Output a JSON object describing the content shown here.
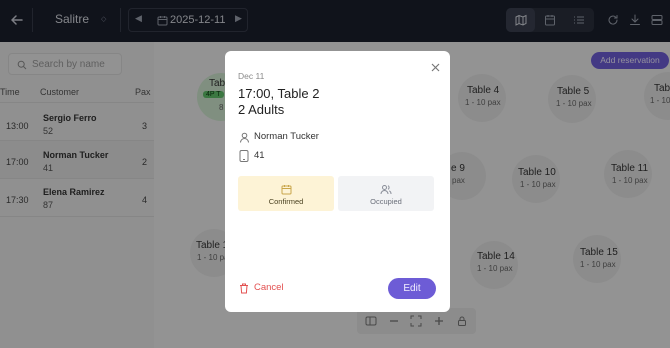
{
  "header": {
    "venue": "Salitre",
    "date": "2025-12-11",
    "views": [
      "map-icon",
      "calendar-icon",
      "list-icon"
    ]
  },
  "sidebar": {
    "search_placeholder": "Search by name",
    "columns": {
      "time": "Time",
      "customer": "Customer",
      "pax": "Pax"
    },
    "rows": [
      {
        "time": "13:00",
        "name": "Sergio Ferro",
        "sub": "52",
        "pax": "3"
      },
      {
        "time": "17:00",
        "name": "Norman Tucker",
        "sub": "41",
        "pax": "2"
      },
      {
        "time": "17:30",
        "name": "Elena Ramirez",
        "sub": "87",
        "pax": "4"
      }
    ]
  },
  "floor": {
    "add_reservation": "Add reservation",
    "tables": [
      {
        "name": "Tabl",
        "pax": "8"
      },
      {
        "name": "Table 4",
        "pax": "1 - 10 pax"
      },
      {
        "name": "Table 5",
        "pax": "1 - 10 pax"
      },
      {
        "name": "Tab",
        "pax": "1 - 10 pax"
      },
      {
        "name": "e 9",
        "pax": "pax"
      },
      {
        "name": "Table 10",
        "pax": "1 - 10 pax"
      },
      {
        "name": "Table 11",
        "pax": "1 - 10 pax"
      },
      {
        "name": "Table 1",
        "pax": "1 - 10 pax"
      },
      {
        "name": "Table 14",
        "pax": "1 - 10 pax"
      },
      {
        "name": "Table 15",
        "pax": "1 - 10 pax"
      }
    ],
    "badge": "4P T"
  },
  "modal": {
    "date": "Dec 11",
    "title": "17:00, Table 2",
    "subtitle": "2 Adults",
    "guest_name": "Norman Tucker",
    "guest_phone": "41",
    "status_confirmed": "Confirmed",
    "status_occupied": "Occupied",
    "cancel_label": "Cancel",
    "edit_label": "Edit"
  },
  "colors": {
    "topbar": "#1b1f2c",
    "accent": "#6d5cd6",
    "confirmed_bg": "#fdf3d6",
    "cancel": "#e35050"
  }
}
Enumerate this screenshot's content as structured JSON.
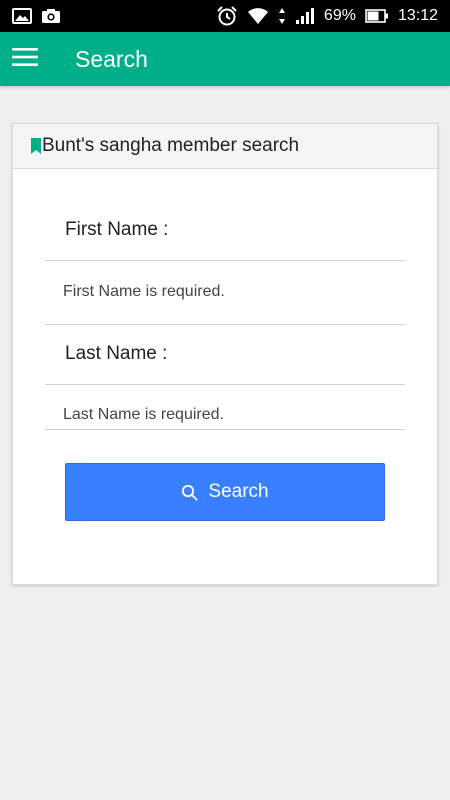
{
  "status_bar": {
    "battery_percent": "69%",
    "time": "13:12",
    "icons": [
      "image-icon",
      "camera-icon",
      "alarm-icon",
      "wifi-icon",
      "data-arrows-icon",
      "signal-icon",
      "battery-icon"
    ]
  },
  "app_bar": {
    "title": "Search",
    "menu_icon": "hamburger-menu-icon",
    "color": "#00ae88"
  },
  "card": {
    "title": "Bunt's sangha member search",
    "bookmark_icon": "bookmark-icon",
    "first_name": {
      "label": "First Name :",
      "error": "First Name is required."
    },
    "last_name": {
      "label": "Last Name :",
      "error": "Last Name is required."
    },
    "search_button": {
      "label": "Search",
      "icon": "search-icon",
      "color": "#3880ff"
    }
  }
}
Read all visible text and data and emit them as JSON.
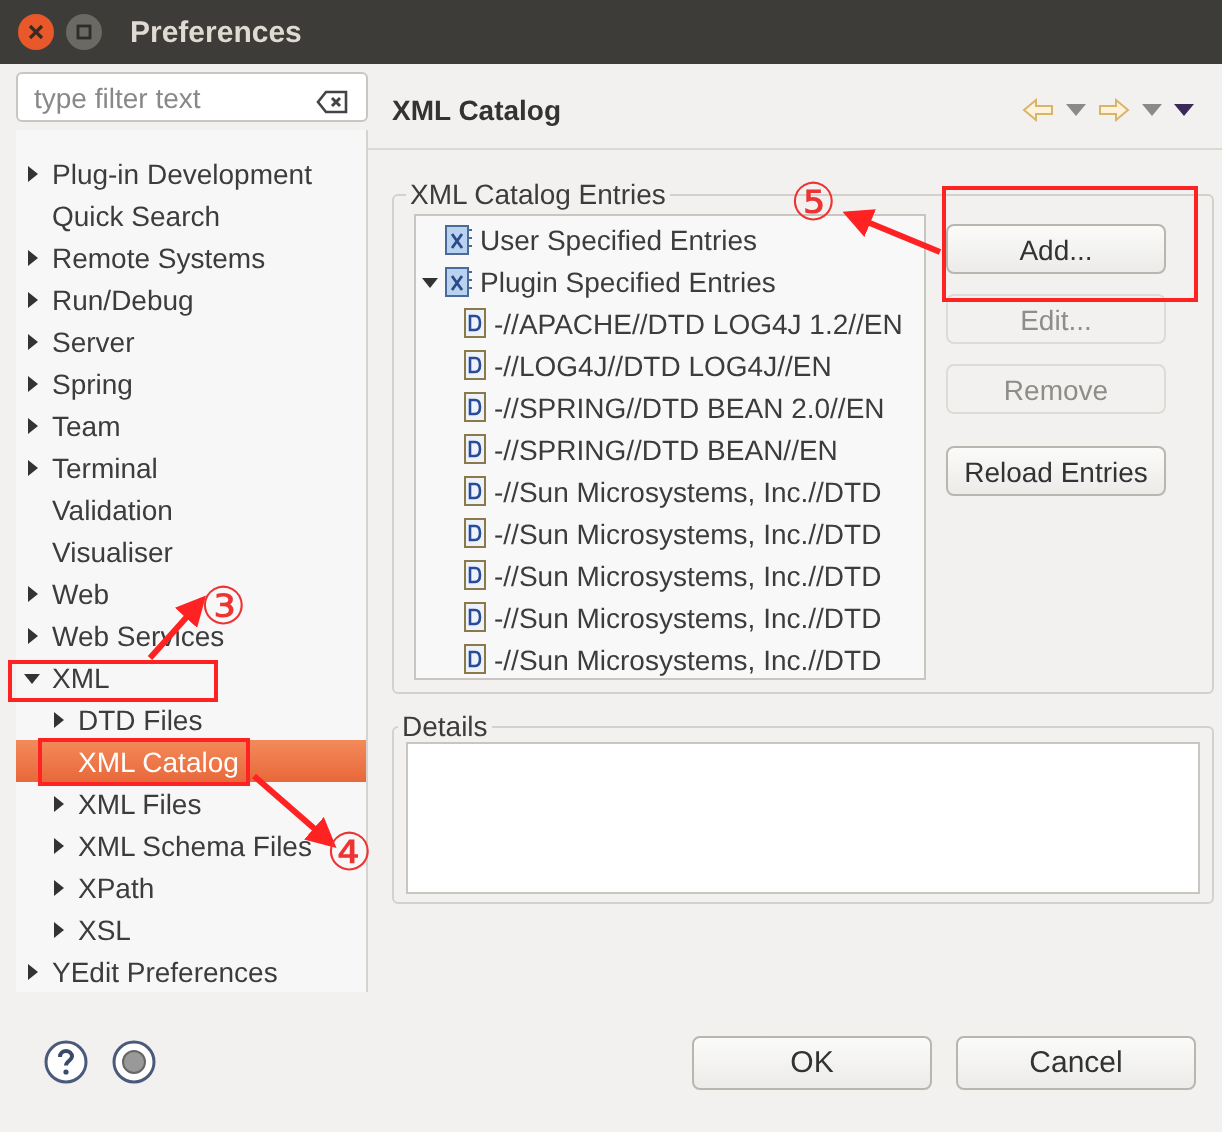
{
  "window": {
    "title": "Preferences"
  },
  "filter": {
    "placeholder": "type filter text"
  },
  "sidebar": {
    "items": [
      {
        "label": "Plug-in Development",
        "expanded": false,
        "selected": false
      },
      {
        "label": "Quick Search",
        "selected": false
      },
      {
        "label": "Remote Systems",
        "expanded": false,
        "selected": false
      },
      {
        "label": "Run/Debug",
        "expanded": false,
        "selected": false
      },
      {
        "label": "Server",
        "expanded": false,
        "selected": false
      },
      {
        "label": "Spring",
        "expanded": false,
        "selected": false
      },
      {
        "label": "Team",
        "expanded": false,
        "selected": false
      },
      {
        "label": "Terminal",
        "expanded": false,
        "selected": false
      },
      {
        "label": "Validation",
        "selected": false
      },
      {
        "label": "Visualiser",
        "selected": false
      },
      {
        "label": "Web",
        "expanded": false,
        "selected": false
      },
      {
        "label": "Web Services",
        "expanded": false,
        "selected": false
      },
      {
        "label": "XML",
        "expanded": true,
        "selected": false,
        "children": [
          {
            "label": "DTD Files",
            "expanded": false,
            "selected": false
          },
          {
            "label": "XML Catalog",
            "selected": true
          },
          {
            "label": "XML Files",
            "expanded": false,
            "selected": false
          },
          {
            "label": "XML Schema Files",
            "expanded": false,
            "selected": false
          },
          {
            "label": "XPath",
            "expanded": false,
            "selected": false
          },
          {
            "label": "XSL",
            "expanded": false,
            "selected": false
          }
        ]
      },
      {
        "label": "YEdit Preferences",
        "expanded": false,
        "selected": false
      }
    ]
  },
  "page": {
    "title": "XML Catalog",
    "entries": {
      "legend": "XML Catalog Entries",
      "items": [
        {
          "label": "User Specified Entries",
          "kind": "catalog"
        },
        {
          "label": "Plugin Specified Entries",
          "kind": "catalog",
          "expanded": true,
          "children": [
            {
              "label": "-//APACHE//DTD LOG4J 1.2//EN",
              "kind": "dtd"
            },
            {
              "label": "-//LOG4J//DTD LOG4J//EN",
              "kind": "dtd"
            },
            {
              "label": "-//SPRING//DTD BEAN 2.0//EN",
              "kind": "dtd"
            },
            {
              "label": "-//SPRING//DTD BEAN//EN",
              "kind": "dtd"
            },
            {
              "label": "-//Sun Microsystems, Inc.//DTD",
              "kind": "dtd"
            },
            {
              "label": "-//Sun Microsystems, Inc.//DTD",
              "kind": "dtd"
            },
            {
              "label": "-//Sun Microsystems, Inc.//DTD",
              "kind": "dtd"
            },
            {
              "label": "-//Sun Microsystems, Inc.//DTD",
              "kind": "dtd"
            },
            {
              "label": "-//Sun Microsystems, Inc.//DTD",
              "kind": "dtd"
            }
          ]
        }
      ],
      "buttons": [
        {
          "label": "Add...",
          "disabled": false
        },
        {
          "label": "Edit...",
          "disabled": true
        },
        {
          "label": "Remove",
          "disabled": true
        },
        {
          "label": "Reload Entries",
          "disabled": false
        }
      ]
    },
    "details": {
      "legend": "Details"
    }
  },
  "buttons": [
    {
      "label": "OK"
    },
    {
      "label": "Cancel"
    }
  ],
  "annotations": [
    {
      "label": "③"
    },
    {
      "label": "④"
    },
    {
      "label": "⑤"
    }
  ]
}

---

== Exercise details ==
Leave out the pictures and transcribe everything else exactly.

== Answer to this exercise ==
Output a JSON object describing the content shown here.
{
  "header": {
    "venue": "Salitre",
    "date": "2025-12-11",
    "views": [
      "map-icon",
      "calendar-icon",
      "list-icon"
    ]
  },
  "sidebar": {
    "search_placeholder": "Search by name",
    "columns": {
      "time": "Time",
      "customer": "Customer",
      "pax": "Pax"
    },
    "rows": [
      {
        "time": "13:00",
        "name": "Sergio Ferro",
        "sub": "52",
        "pax": "3"
      },
      {
        "time": "17:00",
        "name": "Norman Tucker",
        "sub": "41",
        "pax": "2"
      },
      {
        "time": "17:30",
        "name": "Elena Ramirez",
        "sub": "87",
        "pax": "4"
      }
    ]
  },
  "floor": {
    "add_reservation": "Add reservation",
    "tables": [
      {
        "name": "Tabl",
        "pax": "8"
      },
      {
        "name": "Table 4",
        "pax": "1 - 10 pax"
      },
      {
        "name": "Table 5",
        "pax": "1 - 10 pax"
      },
      {
        "name": "Tab",
        "pax": "1 - 10 pax"
      },
      {
        "name": "e 9",
        "pax": "pax"
      },
      {
        "name": "Table 10",
        "pax": "1 - 10 pax"
      },
      {
        "name": "Table 11",
        "pax": "1 - 10 pax"
      },
      {
        "name": "Table 1",
        "pax": "1 - 10 pax"
      },
      {
        "name": "Table 14",
        "pax": "1 - 10 pax"
      },
      {
        "name": "Table 15",
        "pax": "1 - 10 pax"
      }
    ],
    "badge": "4P T"
  },
  "modal": {
    "date": "Dec 11",
    "title": "17:00, Table 2",
    "subtitle": "2 Adults",
    "guest_name": "Norman Tucker",
    "guest_phone": "41",
    "status_confirmed": "Confirmed",
    "status_occupied": "Occupied",
    "cancel_label": "Cancel",
    "edit_label": "Edit"
  },
  "colors": {
    "topbar": "#1b1f2c",
    "accent": "#6d5cd6",
    "confirmed_bg": "#fdf3d6",
    "cancel": "#e35050"
  }
}
Enumerate this screenshot's content as structured JSON.
{
  "status_bar": {
    "battery_percent": "69%",
    "time": "13:12",
    "icons": [
      "image-icon",
      "camera-icon",
      "alarm-icon",
      "wifi-icon",
      "data-arrows-icon",
      "signal-icon",
      "battery-icon"
    ]
  },
  "app_bar": {
    "title": "Search",
    "menu_icon": "hamburger-menu-icon",
    "color": "#00ae88"
  },
  "card": {
    "title": "Bunt's sangha member search",
    "bookmark_icon": "bookmark-icon",
    "first_name": {
      "label": "First Name :",
      "error": "First Name is required."
    },
    "last_name": {
      "label": "Last Name :",
      "error": "Last Name is required."
    },
    "search_button": {
      "label": "Search",
      "icon": "search-icon",
      "color": "#3880ff"
    }
  }
}
Read all visible text and data and emit them as JSON.
{
  "window": {
    "title": "Preferences"
  },
  "filter": {
    "placeholder": "type filter text"
  },
  "sidebar": {
    "items": [
      {
        "label": "Plug-in Development",
        "expanded": false,
        "selected": false
      },
      {
        "label": "Quick Search",
        "selected": false
      },
      {
        "label": "Remote Systems",
        "expanded": false,
        "selected": false
      },
      {
        "label": "Run/Debug",
        "expanded": false,
        "selected": false
      },
      {
        "label": "Server",
        "expanded": false,
        "selected": false
      },
      {
        "label": "Spring",
        "expanded": false,
        "selected": false
      },
      {
        "label": "Team",
        "expanded": false,
        "selected": false
      },
      {
        "label": "Terminal",
        "expanded": false,
        "selected": false
      },
      {
        "label": "Validation",
        "selected": false
      },
      {
        "label": "Visualiser",
        "selected": false
      },
      {
        "label": "Web",
        "expanded": false,
        "selected": false
      },
      {
        "label": "Web Services",
        "expanded": false,
        "selected": false
      },
      {
        "label": "XML",
        "expanded": true,
        "selected": false,
        "children": [
          {
            "label": "DTD Files",
            "expanded": false,
            "selected": false
          },
          {
            "label": "XML Catalog",
            "selected": true
          },
          {
            "label": "XML Files",
            "expanded": false,
            "selected": false
          },
          {
            "label": "XML Schema Files",
            "expanded": false,
            "selected": false
          },
          {
            "label": "XPath",
            "expanded": false,
            "selected": false
          },
          {
            "label": "XSL",
            "expanded": false,
            "selected": false
          }
        ]
      },
      {
        "label": "YEdit Preferences",
        "expanded": false,
        "selected": false
      }
    ]
  },
  "page": {
    "title": "XML Catalog",
    "entries": {
      "legend": "XML Catalog Entries",
      "items": [
        {
          "label": "User Specified Entries",
          "kind": "catalog"
        },
        {
          "label": "Plugin Specified Entries",
          "kind": "catalog",
          "expanded": true,
          "children": [
            {
              "label": "-//APACHE//DTD LOG4J 1.2//EN",
              "kind": "dtd"
            },
            {
              "label": "-//LOG4J//DTD LOG4J//EN",
              "kind": "dtd"
            },
            {
              "label": "-//SPRING//DTD BEAN 2.0//EN",
              "kind": "dtd"
            },
            {
              "label": "-//SPRING//DTD BEAN//EN",
              "kind": "dtd"
            },
            {
              "label": "-//Sun Microsystems, Inc.//DTD",
              "kind": "dtd"
            },
            {
              "label": "-//Sun Microsystems, Inc.//DTD",
              "kind": "dtd"
            },
            {
              "label": "-//Sun Microsystems, Inc.//DTD",
              "kind": "dtd"
            },
            {
              "label": "-//Sun Microsystems, Inc.//DTD",
              "kind": "dtd"
            },
            {
              "label": "-//Sun Microsystems, Inc.//DTD",
              "kind": "dtd"
            }
          ]
        }
      ],
      "buttons": [
        {
          "label": "Add...",
          "disabled": false
        },
        {
          "label": "Edit...",
          "disabled": true
        },
        {
          "label": "Remove",
          "disabled": true
        },
        {
          "label": "Reload Entries",
          "disabled": false
        }
      ]
    },
    "details": {
      "legend": "Details"
    }
  },
  "buttons": [
    {
      "label": "OK"
    },
    {
      "label": "Cancel"
    }
  ],
  "annotations": [
    {
      "label": "③"
    },
    {
      "label": "④"
    },
    {
      "label": "⑤"
    }
  ]
}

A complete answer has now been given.